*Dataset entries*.

*-*-*

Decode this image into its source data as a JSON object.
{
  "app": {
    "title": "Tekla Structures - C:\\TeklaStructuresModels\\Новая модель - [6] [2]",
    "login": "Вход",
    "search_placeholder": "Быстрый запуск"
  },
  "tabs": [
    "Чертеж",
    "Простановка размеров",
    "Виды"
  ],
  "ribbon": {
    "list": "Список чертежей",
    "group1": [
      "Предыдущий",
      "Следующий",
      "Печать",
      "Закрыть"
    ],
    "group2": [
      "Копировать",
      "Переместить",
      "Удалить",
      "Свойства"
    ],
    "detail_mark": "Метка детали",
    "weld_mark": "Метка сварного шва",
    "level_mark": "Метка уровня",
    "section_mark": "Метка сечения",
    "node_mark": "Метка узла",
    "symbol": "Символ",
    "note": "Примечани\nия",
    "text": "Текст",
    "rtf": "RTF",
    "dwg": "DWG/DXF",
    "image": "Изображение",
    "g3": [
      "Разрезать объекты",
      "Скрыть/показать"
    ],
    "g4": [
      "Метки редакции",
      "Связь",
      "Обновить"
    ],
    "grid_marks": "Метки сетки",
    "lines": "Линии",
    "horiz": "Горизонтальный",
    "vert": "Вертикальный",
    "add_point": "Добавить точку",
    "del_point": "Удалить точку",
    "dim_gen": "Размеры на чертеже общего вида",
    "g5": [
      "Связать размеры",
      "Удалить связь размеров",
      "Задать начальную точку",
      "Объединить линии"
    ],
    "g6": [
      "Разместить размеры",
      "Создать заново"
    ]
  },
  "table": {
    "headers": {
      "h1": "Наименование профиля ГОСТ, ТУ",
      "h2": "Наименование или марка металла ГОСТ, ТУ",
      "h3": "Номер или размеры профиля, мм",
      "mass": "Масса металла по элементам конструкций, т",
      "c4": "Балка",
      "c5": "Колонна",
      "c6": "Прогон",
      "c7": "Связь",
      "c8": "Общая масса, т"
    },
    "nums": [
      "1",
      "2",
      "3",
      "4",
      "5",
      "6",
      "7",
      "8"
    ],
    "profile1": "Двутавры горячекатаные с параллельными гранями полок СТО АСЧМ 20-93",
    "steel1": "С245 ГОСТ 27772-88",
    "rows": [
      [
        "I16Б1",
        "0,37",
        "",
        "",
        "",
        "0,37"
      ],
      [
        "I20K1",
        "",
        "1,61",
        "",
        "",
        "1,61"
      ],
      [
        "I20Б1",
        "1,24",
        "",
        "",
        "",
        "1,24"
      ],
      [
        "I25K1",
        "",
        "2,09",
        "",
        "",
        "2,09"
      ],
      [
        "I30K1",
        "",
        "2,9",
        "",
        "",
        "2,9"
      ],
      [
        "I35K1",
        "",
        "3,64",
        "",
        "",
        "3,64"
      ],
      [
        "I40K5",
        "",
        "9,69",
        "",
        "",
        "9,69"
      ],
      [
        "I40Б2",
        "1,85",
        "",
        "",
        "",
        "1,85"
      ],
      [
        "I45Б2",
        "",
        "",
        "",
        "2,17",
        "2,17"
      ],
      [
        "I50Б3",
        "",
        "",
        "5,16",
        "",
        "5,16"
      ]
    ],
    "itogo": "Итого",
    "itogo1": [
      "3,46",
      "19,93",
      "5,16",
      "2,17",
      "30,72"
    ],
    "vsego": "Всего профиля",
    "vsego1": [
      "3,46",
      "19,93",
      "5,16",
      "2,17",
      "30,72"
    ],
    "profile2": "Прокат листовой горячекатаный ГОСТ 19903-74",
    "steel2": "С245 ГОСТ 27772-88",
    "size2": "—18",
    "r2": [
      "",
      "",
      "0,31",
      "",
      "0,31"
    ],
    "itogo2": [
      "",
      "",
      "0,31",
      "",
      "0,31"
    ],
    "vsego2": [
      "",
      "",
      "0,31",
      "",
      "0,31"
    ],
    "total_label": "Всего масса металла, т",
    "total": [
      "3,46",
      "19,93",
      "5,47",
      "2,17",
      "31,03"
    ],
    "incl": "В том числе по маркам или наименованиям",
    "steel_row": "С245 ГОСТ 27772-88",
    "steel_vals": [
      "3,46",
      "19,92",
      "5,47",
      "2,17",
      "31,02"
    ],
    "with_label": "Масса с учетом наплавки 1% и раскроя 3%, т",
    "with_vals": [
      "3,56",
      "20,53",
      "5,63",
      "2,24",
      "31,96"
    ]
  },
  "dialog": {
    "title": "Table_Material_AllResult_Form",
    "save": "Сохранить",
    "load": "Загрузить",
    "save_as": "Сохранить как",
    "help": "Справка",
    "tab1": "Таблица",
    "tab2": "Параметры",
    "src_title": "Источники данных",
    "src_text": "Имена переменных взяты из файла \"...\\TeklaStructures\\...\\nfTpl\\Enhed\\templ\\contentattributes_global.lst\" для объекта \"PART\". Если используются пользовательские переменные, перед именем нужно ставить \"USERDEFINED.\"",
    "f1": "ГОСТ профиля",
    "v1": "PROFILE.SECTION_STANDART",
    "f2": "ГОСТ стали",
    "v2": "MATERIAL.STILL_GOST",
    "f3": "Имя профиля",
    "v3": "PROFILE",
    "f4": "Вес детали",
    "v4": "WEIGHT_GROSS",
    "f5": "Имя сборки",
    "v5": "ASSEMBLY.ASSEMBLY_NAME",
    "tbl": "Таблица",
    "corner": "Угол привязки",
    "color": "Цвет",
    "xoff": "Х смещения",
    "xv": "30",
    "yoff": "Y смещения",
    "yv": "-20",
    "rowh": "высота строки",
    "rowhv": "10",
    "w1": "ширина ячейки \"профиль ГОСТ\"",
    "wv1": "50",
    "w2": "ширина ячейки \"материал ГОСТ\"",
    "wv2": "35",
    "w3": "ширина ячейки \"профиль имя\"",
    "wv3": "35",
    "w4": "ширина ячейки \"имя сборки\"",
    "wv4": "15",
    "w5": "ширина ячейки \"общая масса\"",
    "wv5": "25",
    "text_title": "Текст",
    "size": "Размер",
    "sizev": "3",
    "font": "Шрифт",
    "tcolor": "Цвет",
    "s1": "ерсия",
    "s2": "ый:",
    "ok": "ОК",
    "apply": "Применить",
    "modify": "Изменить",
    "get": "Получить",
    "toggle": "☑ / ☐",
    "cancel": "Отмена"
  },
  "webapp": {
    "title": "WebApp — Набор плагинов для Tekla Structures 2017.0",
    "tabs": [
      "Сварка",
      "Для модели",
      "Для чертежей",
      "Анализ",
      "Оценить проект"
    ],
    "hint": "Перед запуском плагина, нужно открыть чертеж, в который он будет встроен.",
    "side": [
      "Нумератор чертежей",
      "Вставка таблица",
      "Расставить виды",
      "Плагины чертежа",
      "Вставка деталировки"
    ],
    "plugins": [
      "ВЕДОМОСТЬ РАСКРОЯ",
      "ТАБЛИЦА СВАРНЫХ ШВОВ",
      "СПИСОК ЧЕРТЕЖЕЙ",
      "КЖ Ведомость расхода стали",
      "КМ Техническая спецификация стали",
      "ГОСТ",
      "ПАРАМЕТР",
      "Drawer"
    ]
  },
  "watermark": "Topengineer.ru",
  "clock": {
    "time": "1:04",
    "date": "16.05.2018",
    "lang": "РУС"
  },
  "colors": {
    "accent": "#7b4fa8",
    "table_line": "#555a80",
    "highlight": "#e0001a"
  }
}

*-*-*

*Exercise objective*.
List the lines that contain the word "Вставка".

*Reply to the exercise*.
      "Вставка таблица",
      "Вставка деталировки"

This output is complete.